# GOAL OF THE EXERCISE
Select all lines with the string "title" in them, and copy those lines.

******************************

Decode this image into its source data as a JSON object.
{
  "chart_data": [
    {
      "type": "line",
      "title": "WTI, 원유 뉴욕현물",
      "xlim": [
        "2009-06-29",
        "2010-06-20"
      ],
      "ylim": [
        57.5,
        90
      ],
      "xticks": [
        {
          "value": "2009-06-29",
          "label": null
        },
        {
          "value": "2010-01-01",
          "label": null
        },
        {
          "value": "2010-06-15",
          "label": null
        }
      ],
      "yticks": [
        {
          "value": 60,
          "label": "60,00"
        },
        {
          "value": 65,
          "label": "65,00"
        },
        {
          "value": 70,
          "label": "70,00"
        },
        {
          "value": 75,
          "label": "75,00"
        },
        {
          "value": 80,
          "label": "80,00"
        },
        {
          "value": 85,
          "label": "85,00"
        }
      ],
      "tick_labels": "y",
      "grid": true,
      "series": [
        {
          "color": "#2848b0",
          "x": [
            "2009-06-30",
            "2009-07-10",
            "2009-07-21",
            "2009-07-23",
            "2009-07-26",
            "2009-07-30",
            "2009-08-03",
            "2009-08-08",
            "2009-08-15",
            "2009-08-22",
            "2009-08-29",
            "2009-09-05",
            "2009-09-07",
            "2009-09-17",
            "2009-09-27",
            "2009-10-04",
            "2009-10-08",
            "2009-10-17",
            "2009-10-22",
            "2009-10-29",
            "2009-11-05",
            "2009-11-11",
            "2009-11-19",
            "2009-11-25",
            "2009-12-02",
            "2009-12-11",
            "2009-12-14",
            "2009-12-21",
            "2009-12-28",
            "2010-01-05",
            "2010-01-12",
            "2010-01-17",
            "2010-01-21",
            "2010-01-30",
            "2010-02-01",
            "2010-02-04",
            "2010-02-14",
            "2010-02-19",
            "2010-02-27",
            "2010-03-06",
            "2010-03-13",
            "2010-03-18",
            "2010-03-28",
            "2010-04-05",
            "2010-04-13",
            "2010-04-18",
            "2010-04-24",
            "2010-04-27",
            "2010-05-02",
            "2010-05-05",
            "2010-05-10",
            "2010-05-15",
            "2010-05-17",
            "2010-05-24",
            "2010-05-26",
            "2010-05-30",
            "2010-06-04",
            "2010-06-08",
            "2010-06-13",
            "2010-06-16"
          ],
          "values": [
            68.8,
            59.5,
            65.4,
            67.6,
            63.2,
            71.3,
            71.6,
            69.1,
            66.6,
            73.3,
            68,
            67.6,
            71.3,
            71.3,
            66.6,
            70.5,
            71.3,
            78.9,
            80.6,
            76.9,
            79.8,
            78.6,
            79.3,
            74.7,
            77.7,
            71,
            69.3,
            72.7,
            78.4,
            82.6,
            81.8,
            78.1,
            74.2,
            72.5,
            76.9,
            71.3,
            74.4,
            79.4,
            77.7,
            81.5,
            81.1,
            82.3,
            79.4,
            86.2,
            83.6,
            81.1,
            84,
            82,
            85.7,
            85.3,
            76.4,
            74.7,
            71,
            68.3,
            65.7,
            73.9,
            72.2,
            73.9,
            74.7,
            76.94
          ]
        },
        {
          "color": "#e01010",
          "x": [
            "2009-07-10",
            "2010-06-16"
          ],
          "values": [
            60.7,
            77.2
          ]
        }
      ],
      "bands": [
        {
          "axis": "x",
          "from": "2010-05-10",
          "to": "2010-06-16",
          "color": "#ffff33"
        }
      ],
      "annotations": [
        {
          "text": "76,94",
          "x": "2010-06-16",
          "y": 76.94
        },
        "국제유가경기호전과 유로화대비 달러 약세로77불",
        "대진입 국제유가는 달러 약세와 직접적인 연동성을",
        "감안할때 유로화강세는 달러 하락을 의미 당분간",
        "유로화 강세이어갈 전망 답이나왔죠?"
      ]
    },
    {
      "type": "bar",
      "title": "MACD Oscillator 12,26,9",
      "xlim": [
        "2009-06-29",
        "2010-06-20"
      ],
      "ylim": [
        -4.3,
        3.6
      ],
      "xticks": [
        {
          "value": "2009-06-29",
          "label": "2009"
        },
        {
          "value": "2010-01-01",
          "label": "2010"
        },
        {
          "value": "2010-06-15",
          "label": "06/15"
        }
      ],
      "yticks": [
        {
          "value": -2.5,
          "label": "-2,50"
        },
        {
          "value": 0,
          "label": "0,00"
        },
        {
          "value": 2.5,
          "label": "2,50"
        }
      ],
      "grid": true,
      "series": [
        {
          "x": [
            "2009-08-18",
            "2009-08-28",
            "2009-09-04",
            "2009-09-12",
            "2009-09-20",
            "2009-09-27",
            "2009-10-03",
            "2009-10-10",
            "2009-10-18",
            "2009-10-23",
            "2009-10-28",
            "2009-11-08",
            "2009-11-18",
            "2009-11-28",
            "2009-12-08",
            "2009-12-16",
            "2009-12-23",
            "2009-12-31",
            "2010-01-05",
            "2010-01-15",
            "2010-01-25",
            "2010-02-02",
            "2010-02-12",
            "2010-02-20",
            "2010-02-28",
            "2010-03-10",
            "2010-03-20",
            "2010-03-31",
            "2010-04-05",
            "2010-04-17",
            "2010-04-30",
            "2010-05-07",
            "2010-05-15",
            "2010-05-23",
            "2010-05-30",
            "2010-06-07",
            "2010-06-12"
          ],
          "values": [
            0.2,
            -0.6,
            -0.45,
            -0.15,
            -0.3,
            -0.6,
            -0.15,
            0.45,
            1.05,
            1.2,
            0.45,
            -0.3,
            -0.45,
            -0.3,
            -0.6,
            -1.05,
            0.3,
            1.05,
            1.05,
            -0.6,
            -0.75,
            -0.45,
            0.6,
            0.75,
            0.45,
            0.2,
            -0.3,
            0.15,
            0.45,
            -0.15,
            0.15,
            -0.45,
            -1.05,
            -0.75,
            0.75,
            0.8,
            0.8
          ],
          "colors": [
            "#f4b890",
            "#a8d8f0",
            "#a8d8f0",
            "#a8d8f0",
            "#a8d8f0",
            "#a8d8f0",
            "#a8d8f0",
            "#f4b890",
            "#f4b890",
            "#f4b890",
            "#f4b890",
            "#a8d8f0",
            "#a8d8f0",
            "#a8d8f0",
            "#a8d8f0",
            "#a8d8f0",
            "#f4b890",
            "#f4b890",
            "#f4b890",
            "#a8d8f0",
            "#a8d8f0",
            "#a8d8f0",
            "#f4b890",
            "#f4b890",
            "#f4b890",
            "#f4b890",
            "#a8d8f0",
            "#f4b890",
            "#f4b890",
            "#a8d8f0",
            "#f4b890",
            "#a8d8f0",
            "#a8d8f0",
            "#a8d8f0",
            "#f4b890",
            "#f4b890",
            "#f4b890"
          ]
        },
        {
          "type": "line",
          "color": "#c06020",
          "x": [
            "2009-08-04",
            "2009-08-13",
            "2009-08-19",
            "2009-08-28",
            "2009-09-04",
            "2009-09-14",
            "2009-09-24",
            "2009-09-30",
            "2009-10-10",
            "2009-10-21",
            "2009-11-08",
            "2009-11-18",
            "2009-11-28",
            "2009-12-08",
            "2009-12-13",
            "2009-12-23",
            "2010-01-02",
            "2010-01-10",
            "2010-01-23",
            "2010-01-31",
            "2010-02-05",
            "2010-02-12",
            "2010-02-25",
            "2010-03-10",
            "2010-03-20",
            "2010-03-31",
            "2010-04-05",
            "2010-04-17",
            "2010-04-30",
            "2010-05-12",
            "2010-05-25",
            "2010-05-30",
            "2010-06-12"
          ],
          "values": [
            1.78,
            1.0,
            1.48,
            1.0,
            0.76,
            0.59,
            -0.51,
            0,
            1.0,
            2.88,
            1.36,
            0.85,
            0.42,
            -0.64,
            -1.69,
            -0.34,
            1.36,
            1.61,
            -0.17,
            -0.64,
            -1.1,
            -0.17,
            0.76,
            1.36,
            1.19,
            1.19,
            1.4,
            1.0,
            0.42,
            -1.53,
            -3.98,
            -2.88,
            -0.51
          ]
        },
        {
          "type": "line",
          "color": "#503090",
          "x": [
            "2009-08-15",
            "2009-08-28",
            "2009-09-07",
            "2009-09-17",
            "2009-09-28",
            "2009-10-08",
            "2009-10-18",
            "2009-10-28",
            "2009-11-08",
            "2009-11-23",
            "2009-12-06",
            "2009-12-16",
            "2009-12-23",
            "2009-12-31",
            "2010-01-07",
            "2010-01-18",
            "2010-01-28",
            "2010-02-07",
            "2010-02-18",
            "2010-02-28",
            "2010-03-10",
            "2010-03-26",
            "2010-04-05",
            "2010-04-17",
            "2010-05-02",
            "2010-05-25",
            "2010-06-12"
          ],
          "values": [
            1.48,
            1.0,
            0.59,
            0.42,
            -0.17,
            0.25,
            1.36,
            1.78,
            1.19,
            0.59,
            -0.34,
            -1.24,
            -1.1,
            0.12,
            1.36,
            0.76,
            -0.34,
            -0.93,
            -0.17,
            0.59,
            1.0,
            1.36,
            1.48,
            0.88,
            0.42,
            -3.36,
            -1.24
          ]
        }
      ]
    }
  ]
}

******************************

# COMPLETED EXERCISE
      "title": "WTI, 원유 뉴욕현물",
      "title": "MACD Oscillator 12,26,9",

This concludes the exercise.